→ Task to complete
Count how many lines in this material contain "casatorie". The answer is that number alone.
** BEGIN Stored rows **
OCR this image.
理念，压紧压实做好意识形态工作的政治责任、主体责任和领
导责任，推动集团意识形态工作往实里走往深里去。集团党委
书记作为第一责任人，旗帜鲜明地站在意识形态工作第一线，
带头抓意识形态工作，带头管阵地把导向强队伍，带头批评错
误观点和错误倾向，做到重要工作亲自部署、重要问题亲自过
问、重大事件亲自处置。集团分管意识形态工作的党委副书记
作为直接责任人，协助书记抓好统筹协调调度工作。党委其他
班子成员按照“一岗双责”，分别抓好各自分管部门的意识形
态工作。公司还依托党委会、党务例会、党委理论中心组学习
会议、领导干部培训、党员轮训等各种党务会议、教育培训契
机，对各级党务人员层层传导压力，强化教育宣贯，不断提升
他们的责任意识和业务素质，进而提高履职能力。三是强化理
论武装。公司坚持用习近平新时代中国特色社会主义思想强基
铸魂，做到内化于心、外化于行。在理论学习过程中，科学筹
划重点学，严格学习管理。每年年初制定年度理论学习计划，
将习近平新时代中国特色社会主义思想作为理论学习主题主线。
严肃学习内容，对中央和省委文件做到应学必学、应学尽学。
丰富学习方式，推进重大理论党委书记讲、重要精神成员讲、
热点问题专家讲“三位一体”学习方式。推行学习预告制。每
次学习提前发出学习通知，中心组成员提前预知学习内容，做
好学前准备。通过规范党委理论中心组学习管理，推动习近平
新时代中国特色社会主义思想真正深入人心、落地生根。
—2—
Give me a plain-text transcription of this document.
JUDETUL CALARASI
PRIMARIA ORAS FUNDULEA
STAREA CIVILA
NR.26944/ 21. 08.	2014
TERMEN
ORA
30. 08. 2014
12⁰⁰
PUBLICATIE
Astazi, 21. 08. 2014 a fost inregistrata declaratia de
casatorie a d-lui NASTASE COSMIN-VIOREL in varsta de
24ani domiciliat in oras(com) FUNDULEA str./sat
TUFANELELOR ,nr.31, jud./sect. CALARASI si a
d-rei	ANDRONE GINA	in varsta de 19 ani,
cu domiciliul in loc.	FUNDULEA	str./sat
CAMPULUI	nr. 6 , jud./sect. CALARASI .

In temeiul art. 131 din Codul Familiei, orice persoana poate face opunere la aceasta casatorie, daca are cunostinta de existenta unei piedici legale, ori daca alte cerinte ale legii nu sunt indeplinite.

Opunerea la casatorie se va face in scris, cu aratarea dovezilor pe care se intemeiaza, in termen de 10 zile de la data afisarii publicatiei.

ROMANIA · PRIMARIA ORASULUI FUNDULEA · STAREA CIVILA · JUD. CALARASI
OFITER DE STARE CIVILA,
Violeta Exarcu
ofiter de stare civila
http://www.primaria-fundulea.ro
** END Stored rows **
→ Result for this task
3